→ GIVEN TASK: Reproduce each line of the material precisely.

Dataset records
────────
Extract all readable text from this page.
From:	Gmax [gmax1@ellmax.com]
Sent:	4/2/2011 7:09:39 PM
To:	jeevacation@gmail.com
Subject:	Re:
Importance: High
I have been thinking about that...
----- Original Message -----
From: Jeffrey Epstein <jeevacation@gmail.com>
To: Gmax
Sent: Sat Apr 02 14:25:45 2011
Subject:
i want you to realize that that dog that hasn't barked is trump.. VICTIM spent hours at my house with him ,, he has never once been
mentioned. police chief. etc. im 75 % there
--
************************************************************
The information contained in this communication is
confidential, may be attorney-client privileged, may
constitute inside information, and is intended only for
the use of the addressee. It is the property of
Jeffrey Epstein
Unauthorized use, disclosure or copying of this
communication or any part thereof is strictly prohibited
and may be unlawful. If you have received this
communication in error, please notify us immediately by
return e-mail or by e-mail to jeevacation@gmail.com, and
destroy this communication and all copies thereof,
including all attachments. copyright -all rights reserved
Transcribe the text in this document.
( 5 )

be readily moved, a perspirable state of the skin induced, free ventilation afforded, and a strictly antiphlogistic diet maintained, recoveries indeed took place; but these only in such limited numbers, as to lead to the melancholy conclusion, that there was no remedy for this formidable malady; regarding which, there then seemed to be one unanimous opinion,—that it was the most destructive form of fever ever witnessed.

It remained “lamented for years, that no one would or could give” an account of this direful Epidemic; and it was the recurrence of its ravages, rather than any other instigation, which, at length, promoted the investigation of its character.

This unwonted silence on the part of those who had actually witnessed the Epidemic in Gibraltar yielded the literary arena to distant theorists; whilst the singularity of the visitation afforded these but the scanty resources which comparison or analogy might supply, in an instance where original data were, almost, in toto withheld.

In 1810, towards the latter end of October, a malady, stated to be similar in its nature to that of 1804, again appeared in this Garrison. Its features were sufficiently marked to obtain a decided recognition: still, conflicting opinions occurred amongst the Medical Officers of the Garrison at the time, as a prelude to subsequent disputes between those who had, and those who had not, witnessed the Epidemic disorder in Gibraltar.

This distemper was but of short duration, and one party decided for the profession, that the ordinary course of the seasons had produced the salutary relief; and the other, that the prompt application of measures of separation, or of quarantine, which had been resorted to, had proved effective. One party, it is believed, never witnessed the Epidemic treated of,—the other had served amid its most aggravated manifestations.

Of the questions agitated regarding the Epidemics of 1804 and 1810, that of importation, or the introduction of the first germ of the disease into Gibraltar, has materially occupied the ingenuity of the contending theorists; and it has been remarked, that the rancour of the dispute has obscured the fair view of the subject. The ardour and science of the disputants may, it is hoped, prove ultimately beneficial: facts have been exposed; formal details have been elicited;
────────
→ COMPLETE RESPONSE:
Extract all readable text from this page.
From:	Gmax [gmax1@ellmax.com]
Sent:	4/2/2011 7:09:39 PM
To:	jeevacation@gmail.com
Subject:	Re:
Importance: High
I have been thinking about that...
----- Original Message -----
From: Jeffrey Epstein <jeevacation@gmail.com>
To: Gmax
Sent: Sat Apr 02 14:25:45 2011
Subject:
i want you to realize that that dog that hasn't barked is trump.. VICTIM spent hours at my house with him ,, he has never once been
mentioned. police chief. etc. im 75 % there
--
************************************************************
The information contained in this communication is
confidential, may be attorney-client privileged, may
constitute inside information, and is intended only for
the use of the addressee. It is the property of
Jeffrey Epstein
Unauthorized use, disclosure or copying of this
communication or any part thereof is strictly prohibited
and may be unlawful. If you have received this
communication in error, please notify us immediately by
return e-mail or by e-mail to jeevacation@gmail.com, and
destroy this communication and all copies thereof,
including all attachments. copyright -all rights reserved
Transcribe the text in this document.
( 5 )

be readily moved, a perspirable state of the skin induced, free ventilation afforded, and a strictly antiphlogistic diet maintained, recoveries indeed took place; but these only in such limited numbers, as to lead to the melancholy conclusion, that there was no remedy for this formidable malady; regarding which, there then seemed to be one unanimous opinion,—that it was the most destructive form of fever ever witnessed.

It remained “lamented for years, that no one would or could give” an account of this direful Epidemic; and it was the recurrence of its ravages, rather than any other instigation, which, at length, promoted the investigation of its character.

This unwonted silence on the part of those who had actually witnessed the Epidemic in Gibraltar yielded the literary arena to distant theorists; whilst the singularity of the visitation afforded these but the scanty resources which comparison or analogy might supply, in an instance where original data were, almost, in toto withheld.

In 1810, towards the latter end of October, a malady, stated to be similar in its nature to that of 1804, again appeared in this Garrison. Its features were sufficiently marked to obtain a decided recognition: still, conflicting opinions occurred amongst the Medical Officers of the Garrison at the time, as a prelude to subsequent disputes between those who had, and those who had not, witnessed the Epidemic disorder in Gibraltar.

This distemper was but of short duration, and one party decided for the profession, that the ordinary course of the seasons had produced the salutary relief; and the other, that the prompt application of measures of separation, or of quarantine, which had been resorted to, had proved effective. One party, it is believed, never witnessed the Epidemic treated of,—the other had served amid its most aggravated manifestations.

Of the questions agitated regarding the Epidemics of 1804 and 1810, that of importation, or the introduction of the first germ of the disease into Gibraltar, has materially occupied the ingenuity of the contending theorists; and it has been remarked, that the rancour of the dispute has obscured the fair view of the subject. The ardour and science of the disputants may, it is hoped, prove ultimately beneficial: facts have been exposed; formal details have been elicited;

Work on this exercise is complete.